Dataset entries
###
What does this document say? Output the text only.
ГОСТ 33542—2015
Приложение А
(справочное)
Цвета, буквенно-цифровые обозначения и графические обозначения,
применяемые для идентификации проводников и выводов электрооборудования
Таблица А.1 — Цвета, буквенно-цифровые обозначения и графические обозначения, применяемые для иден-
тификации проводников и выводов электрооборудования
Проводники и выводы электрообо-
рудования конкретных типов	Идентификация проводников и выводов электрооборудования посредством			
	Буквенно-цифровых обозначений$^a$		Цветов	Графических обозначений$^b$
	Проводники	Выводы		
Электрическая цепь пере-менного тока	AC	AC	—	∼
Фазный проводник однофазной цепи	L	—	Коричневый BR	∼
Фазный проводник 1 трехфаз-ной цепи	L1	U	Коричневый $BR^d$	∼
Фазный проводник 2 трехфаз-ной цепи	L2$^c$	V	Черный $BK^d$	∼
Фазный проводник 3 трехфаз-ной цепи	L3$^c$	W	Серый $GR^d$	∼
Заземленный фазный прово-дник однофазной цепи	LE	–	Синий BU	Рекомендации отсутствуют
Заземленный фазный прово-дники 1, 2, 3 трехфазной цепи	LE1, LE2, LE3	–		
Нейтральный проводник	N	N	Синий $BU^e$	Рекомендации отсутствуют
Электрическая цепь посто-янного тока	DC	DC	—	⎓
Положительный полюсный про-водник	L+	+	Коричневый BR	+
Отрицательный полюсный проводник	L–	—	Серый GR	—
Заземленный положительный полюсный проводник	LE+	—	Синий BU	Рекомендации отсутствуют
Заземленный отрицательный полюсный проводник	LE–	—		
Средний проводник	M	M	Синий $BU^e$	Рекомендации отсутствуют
###
## [Work to do]
Above are the records; retype them all without a single difference.

## [Written response]
What does this document say? Output the text only.
ГОСТ 33542—2015
Приложение А
(справочное)
Цвета, буквенно-цифровые обозначения и графические обозначения,
применяемые для идентификации проводников и выводов электрооборудования
Таблица А.1 — Цвета, буквенно-цифровые обозначения и графические обозначения, применяемые для иден-
тификации проводников и выводов электрооборудования
Проводники и выводы электрообо-
рудования конкретных типов	Идентификация проводников и выводов электрооборудования посредством			
	Буквенно-цифровых обозначений$^a$		Цветов	Графических обозначений$^b$
	Проводники	Выводы		
Электрическая цепь пере-менного тока	AC	AC	—	∼
Фазный проводник однофазной цепи	L	—	Коричневый BR	∼
Фазный проводник 1 трехфаз-ной цепи	L1	U	Коричневый $BR^d$	∼
Фазный проводник 2 трехфаз-ной цепи	L2$^c$	V	Черный $BK^d$	∼
Фазный проводник 3 трехфаз-ной цепи	L3$^c$	W	Серый $GR^d$	∼
Заземленный фазный прово-дник однофазной цепи	LE	–	Синий BU	Рекомендации отсутствуют
Заземленный фазный прово-дники 1, 2, 3 трехфазной цепи	LE1, LE2, LE3	–		
Нейтральный проводник	N	N	Синий $BU^e$	Рекомендации отсутствуют
Электрическая цепь посто-янного тока	DC	DC	—	⎓
Положительный полюсный про-водник	L+	+	Коричневый BR	+
Отрицательный полюсный проводник	L–	—	Серый GR	—
Заземленный положительный полюсный проводник	LE+	—	Синий BU	Рекомендации отсутствуют
Заземленный отрицательный полюсный проводник	LE–	—		
Средний проводник	M	M	Синий $BU^e$	Рекомендации отсутствуют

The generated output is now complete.